WHAT YOU NEED TO DO: All entries are to be quoted exactly; the images stay out of the copy.

INPUT DATA:
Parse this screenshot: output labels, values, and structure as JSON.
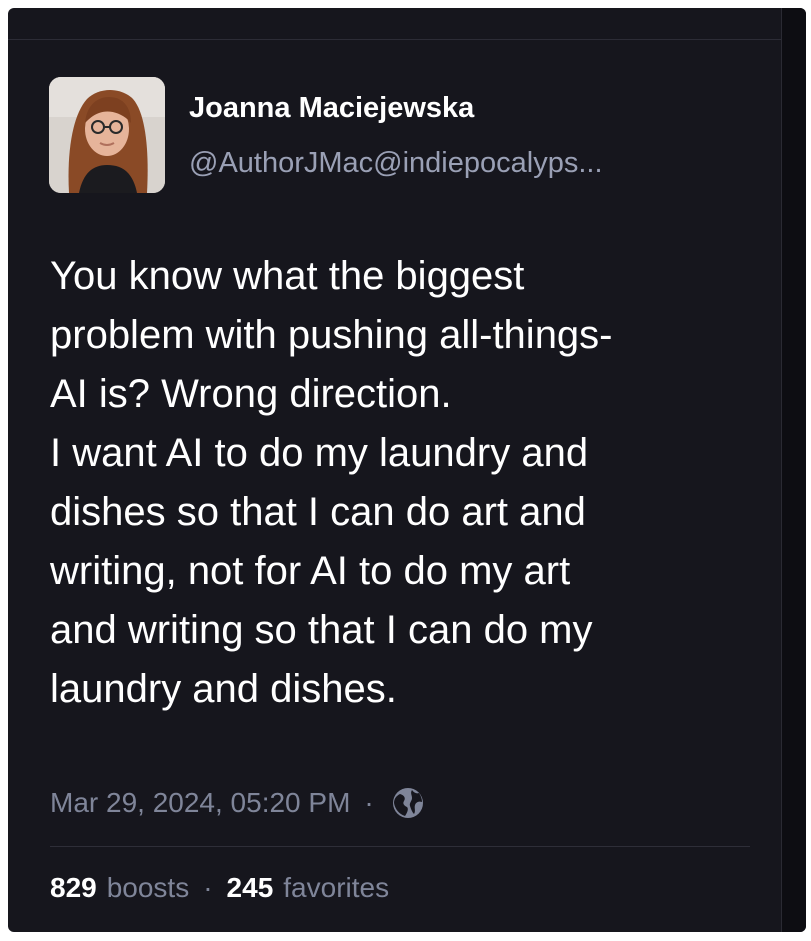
{
  "author": {
    "display_name": "Joanna Maciejewska",
    "handle": "@AuthorJMac@indiepocalyps..."
  },
  "post": {
    "lines": [
      "You know what the biggest",
      "problem with pushing all-things-",
      "AI is? Wrong direction.",
      "I want AI to do my laundry and",
      "dishes so that I can do art and",
      "writing, not for AI to do my art",
      "and writing so that I can do my",
      "laundry and dishes."
    ],
    "timestamp": "Mar 29, 2024, 05:20 PM",
    "separator": "·",
    "visibility_icon": "globe-icon"
  },
  "stats": {
    "boosts_count": "829",
    "boosts_label": "boosts",
    "favorites_count": "245",
    "favorites_label": "favorites",
    "separator": "·"
  },
  "colors": {
    "background": "#16161d",
    "text_primary": "#ffffff",
    "text_secondary": "#9aa0b5",
    "text_muted": "#7f8599"
  }
}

CORRECT ANSWER:
Parse this screenshot: output labels, values, and structure as JSON.
{
  "author": {
    "display_name": "Joanna Maciejewska",
    "handle": "@AuthorJMac@indiepocalyps..."
  },
  "post": {
    "lines": [
      "You know what the biggest",
      "problem with pushing all-things-",
      "AI is? Wrong direction.",
      "I want AI to do my laundry and",
      "dishes so that I can do art and",
      "writing, not for AI to do my art",
      "and writing so that I can do my",
      "laundry and dishes."
    ],
    "timestamp": "Mar 29, 2024, 05:20 PM",
    "separator": "·",
    "visibility_icon": "globe-icon"
  },
  "stats": {
    "boosts_count": "829",
    "boosts_label": "boosts",
    "favorites_count": "245",
    "favorites_label": "favorites",
    "separator": "·"
  },
  "colors": {
    "background": "#16161d",
    "text_primary": "#ffffff",
    "text_secondary": "#9aa0b5",
    "text_muted": "#7f8599"
  }
}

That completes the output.